* [Written exercise]
Word for word, print each line of the listing below; pictures stay out.

[Extracted records]
* * * * * * * * *
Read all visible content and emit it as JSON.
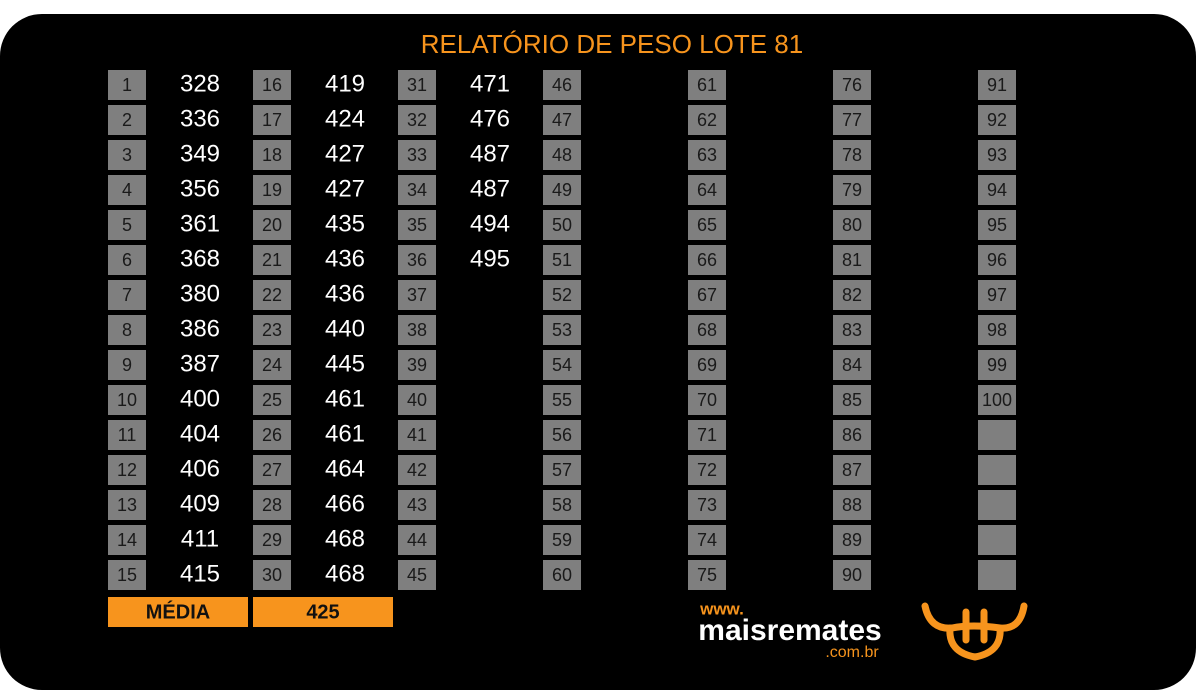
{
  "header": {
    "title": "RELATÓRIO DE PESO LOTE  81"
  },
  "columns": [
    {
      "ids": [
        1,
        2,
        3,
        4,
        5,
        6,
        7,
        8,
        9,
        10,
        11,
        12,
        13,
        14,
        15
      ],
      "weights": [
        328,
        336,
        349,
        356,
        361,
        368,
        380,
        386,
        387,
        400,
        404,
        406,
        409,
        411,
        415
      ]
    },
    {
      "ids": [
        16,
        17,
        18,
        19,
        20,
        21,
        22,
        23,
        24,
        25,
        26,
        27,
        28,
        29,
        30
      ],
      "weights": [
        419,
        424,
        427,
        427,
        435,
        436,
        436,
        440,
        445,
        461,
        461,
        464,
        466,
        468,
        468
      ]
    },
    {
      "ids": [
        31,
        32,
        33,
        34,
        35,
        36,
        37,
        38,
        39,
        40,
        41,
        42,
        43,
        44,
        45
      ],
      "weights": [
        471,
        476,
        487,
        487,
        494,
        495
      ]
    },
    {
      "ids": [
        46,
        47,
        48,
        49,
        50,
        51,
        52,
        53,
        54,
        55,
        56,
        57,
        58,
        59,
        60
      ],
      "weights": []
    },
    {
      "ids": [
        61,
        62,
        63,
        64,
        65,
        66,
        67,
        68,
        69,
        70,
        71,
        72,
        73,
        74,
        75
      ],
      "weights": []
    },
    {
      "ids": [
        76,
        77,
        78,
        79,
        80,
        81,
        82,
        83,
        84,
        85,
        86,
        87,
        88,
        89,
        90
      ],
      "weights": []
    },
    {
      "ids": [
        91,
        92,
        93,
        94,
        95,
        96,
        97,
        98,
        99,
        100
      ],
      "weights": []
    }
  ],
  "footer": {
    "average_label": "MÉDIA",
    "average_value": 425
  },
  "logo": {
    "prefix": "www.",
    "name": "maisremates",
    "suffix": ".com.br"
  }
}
* * * * * * * * *
* [Reply]
Read all visible content and emit it as JSON.
{
  "header": {
    "title": "RELATÓRIO DE PESO LOTE  81"
  },
  "columns": [
    {
      "ids": [
        1,
        2,
        3,
        4,
        5,
        6,
        7,
        8,
        9,
        10,
        11,
        12,
        13,
        14,
        15
      ],
      "weights": [
        328,
        336,
        349,
        356,
        361,
        368,
        380,
        386,
        387,
        400,
        404,
        406,
        409,
        411,
        415
      ]
    },
    {
      "ids": [
        16,
        17,
        18,
        19,
        20,
        21,
        22,
        23,
        24,
        25,
        26,
        27,
        28,
        29,
        30
      ],
      "weights": [
        419,
        424,
        427,
        427,
        435,
        436,
        436,
        440,
        445,
        461,
        461,
        464,
        466,
        468,
        468
      ]
    },
    {
      "ids": [
        31,
        32,
        33,
        34,
        35,
        36,
        37,
        38,
        39,
        40,
        41,
        42,
        43,
        44,
        45
      ],
      "weights": [
        471,
        476,
        487,
        487,
        494,
        495
      ]
    },
    {
      "ids": [
        46,
        47,
        48,
        49,
        50,
        51,
        52,
        53,
        54,
        55,
        56,
        57,
        58,
        59,
        60
      ],
      "weights": []
    },
    {
      "ids": [
        61,
        62,
        63,
        64,
        65,
        66,
        67,
        68,
        69,
        70,
        71,
        72,
        73,
        74,
        75
      ],
      "weights": []
    },
    {
      "ids": [
        76,
        77,
        78,
        79,
        80,
        81,
        82,
        83,
        84,
        85,
        86,
        87,
        88,
        89,
        90
      ],
      "weights": []
    },
    {
      "ids": [
        91,
        92,
        93,
        94,
        95,
        96,
        97,
        98,
        99,
        100
      ],
      "weights": []
    }
  ],
  "footer": {
    "average_label": "MÉDIA",
    "average_value": 425
  },
  "logo": {
    "prefix": "www.",
    "name": "maisremates",
    "suffix": ".com.br"
  }
}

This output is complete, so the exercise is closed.